Every entry must be given again exactly.

● Exercise data:
============================================================

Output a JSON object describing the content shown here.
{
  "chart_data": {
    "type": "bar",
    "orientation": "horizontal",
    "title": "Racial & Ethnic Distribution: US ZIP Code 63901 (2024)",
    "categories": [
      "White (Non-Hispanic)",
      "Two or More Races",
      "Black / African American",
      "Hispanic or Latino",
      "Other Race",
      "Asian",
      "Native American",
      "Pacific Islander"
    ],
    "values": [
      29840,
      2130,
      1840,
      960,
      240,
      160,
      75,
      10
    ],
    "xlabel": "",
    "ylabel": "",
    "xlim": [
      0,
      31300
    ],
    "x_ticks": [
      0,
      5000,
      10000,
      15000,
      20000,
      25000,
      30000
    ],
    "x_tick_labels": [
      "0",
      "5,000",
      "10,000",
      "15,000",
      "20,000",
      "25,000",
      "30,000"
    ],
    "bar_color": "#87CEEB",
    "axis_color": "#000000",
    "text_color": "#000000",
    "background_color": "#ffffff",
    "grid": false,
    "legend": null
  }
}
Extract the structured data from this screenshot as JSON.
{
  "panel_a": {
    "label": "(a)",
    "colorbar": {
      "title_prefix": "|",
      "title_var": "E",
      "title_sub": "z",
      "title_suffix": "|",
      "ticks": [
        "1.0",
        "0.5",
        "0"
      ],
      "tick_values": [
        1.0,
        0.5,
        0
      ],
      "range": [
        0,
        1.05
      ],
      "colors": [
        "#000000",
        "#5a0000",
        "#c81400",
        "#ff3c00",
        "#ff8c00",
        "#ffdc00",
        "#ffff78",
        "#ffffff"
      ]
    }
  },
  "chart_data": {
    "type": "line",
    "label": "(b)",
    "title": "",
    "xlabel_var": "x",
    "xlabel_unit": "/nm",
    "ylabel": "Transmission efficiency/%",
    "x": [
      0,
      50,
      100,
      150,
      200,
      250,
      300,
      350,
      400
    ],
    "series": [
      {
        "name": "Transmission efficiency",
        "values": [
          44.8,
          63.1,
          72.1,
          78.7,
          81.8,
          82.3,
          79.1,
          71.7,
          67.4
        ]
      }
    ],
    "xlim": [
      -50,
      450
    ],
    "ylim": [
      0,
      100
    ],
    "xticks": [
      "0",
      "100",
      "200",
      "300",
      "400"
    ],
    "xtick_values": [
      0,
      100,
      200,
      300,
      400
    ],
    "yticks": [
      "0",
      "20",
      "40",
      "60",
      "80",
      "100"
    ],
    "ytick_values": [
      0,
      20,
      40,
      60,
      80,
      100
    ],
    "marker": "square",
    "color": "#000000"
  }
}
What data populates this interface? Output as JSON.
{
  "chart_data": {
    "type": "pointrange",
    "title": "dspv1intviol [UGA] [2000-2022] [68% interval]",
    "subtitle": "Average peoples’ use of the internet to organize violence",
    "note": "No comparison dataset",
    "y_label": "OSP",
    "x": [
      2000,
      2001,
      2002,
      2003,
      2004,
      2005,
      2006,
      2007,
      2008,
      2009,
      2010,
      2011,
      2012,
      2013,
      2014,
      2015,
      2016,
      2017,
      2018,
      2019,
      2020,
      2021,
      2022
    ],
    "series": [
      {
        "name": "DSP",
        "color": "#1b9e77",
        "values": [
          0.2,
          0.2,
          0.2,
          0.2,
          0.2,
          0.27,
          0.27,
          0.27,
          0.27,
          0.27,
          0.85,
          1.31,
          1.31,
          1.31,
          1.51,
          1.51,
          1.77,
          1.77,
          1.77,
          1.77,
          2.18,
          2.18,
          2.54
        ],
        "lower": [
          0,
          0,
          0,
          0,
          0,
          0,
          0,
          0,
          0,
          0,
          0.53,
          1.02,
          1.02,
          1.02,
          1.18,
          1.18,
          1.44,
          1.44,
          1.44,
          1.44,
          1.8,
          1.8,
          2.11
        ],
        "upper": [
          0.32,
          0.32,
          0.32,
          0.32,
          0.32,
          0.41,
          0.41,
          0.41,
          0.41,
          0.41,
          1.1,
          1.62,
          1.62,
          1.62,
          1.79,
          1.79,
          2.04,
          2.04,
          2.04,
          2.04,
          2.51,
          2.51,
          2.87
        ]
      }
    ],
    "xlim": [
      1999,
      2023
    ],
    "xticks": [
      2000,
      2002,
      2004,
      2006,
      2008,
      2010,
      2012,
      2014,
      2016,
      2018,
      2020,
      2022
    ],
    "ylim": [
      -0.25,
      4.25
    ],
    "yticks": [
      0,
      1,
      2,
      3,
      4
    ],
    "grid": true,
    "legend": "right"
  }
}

============================================================

● Response to the task:
Output a JSON object describing the content shown here.
{
  "chart_data": {
    "type": "bar",
    "orientation": "horizontal",
    "title": "Racial & Ethnic Distribution: US ZIP Code 63901 (2024)",
    "categories": [
      "White (Non-Hispanic)",
      "Two or More Races",
      "Black / African American",
      "Hispanic or Latino",
      "Other Race",
      "Asian",
      "Native American",
      "Pacific Islander"
    ],
    "values": [
      29840,
      2130,
      1840,
      960,
      240,
      160,
      75,
      10
    ],
    "xlabel": "",
    "ylabel": "",
    "xlim": [
      0,
      31300
    ],
    "x_ticks": [
      0,
      5000,
      10000,
      15000,
      20000,
      25000,
      30000
    ],
    "x_tick_labels": [
      "0",
      "5,000",
      "10,000",
      "15,000",
      "20,000",
      "25,000",
      "30,000"
    ],
    "bar_color": "#87CEEB",
    "axis_color": "#000000",
    "text_color": "#000000",
    "background_color": "#ffffff",
    "grid": false,
    "legend": null
  }
}
Extract the structured data from this screenshot as JSON.
{
  "panel_a": {
    "label": "(a)",
    "colorbar": {
      "title_prefix": "|",
      "title_var": "E",
      "title_sub": "z",
      "title_suffix": "|",
      "ticks": [
        "1.0",
        "0.5",
        "0"
      ],
      "tick_values": [
        1.0,
        0.5,
        0
      ],
      "range": [
        0,
        1.05
      ],
      "colors": [
        "#000000",
        "#5a0000",
        "#c81400",
        "#ff3c00",
        "#ff8c00",
        "#ffdc00",
        "#ffff78",
        "#ffffff"
      ]
    }
  },
  "chart_data": {
    "type": "line",
    "label": "(b)",
    "title": "",
    "xlabel_var": "x",
    "xlabel_unit": "/nm",
    "ylabel": "Transmission efficiency/%",
    "x": [
      0,
      50,
      100,
      150,
      200,
      250,
      300,
      350,
      400
    ],
    "series": [
      {
        "name": "Transmission efficiency",
        "values": [
          44.8,
          63.1,
          72.1,
          78.7,
          81.8,
          82.3,
          79.1,
          71.7,
          67.4
        ]
      }
    ],
    "xlim": [
      -50,
      450
    ],
    "ylim": [
      0,
      100
    ],
    "xticks": [
      "0",
      "100",
      "200",
      "300",
      "400"
    ],
    "xtick_values": [
      0,
      100,
      200,
      300,
      400
    ],
    "yticks": [
      "0",
      "20",
      "40",
      "60",
      "80",
      "100"
    ],
    "ytick_values": [
      0,
      20,
      40,
      60,
      80,
      100
    ],
    "marker": "square",
    "color": "#000000"
  }
}
What data populates this interface? Output as JSON.
{
  "chart_data": {
    "type": "pointrange",
    "title": "dspv1intviol [UGA] [2000-2022] [68% interval]",
    "subtitle": "Average peoples’ use of the internet to organize violence",
    "note": "No comparison dataset",
    "y_label": "OSP",
    "x": [
      2000,
      2001,
      2002,
      2003,
      2004,
      2005,
      2006,
      2007,
      2008,
      2009,
      2010,
      2011,
      2012,
      2013,
      2014,
      2015,
      2016,
      2017,
      2018,
      2019,
      2020,
      2021,
      2022
    ],
    "series": [
      {
        "name": "DSP",
        "color": "#1b9e77",
        "values": [
          0.2,
          0.2,
          0.2,
          0.2,
          0.2,
          0.27,
          0.27,
          0.27,
          0.27,
          0.27,
          0.85,
          1.31,
          1.31,
          1.31,
          1.51,
          1.51,
          1.77,
          1.77,
          1.77,
          1.77,
          2.18,
          2.18,
          2.54
        ],
        "lower": [
          0,
          0,
          0,
          0,
          0,
          0,
          0,
          0,
          0,
          0,
          0.53,
          1.02,
          1.02,
          1.02,
          1.18,
          1.18,
          1.44,
          1.44,
          1.44,
          1.44,
          1.8,
          1.8,
          2.11
        ],
        "upper": [
          0.32,
          0.32,
          0.32,
          0.32,
          0.32,
          0.41,
          0.41,
          0.41,
          0.41,
          0.41,
          1.1,
          1.62,
          1.62,
          1.62,
          1.79,
          1.79,
          2.04,
          2.04,
          2.04,
          2.04,
          2.51,
          2.51,
          2.87
        ]
      }
    ],
    "xlim": [
      1999,
      2023
    ],
    "xticks": [
      2000,
      2002,
      2004,
      2006,
      2008,
      2010,
      2012,
      2014,
      2016,
      2018,
      2020,
      2022
    ],
    "ylim": [
      -0.25,
      4.25
    ],
    "yticks": [
      0,
      1,
      2,
      3,
      4
    ],
    "grid": true,
    "legend": "right"
  }
}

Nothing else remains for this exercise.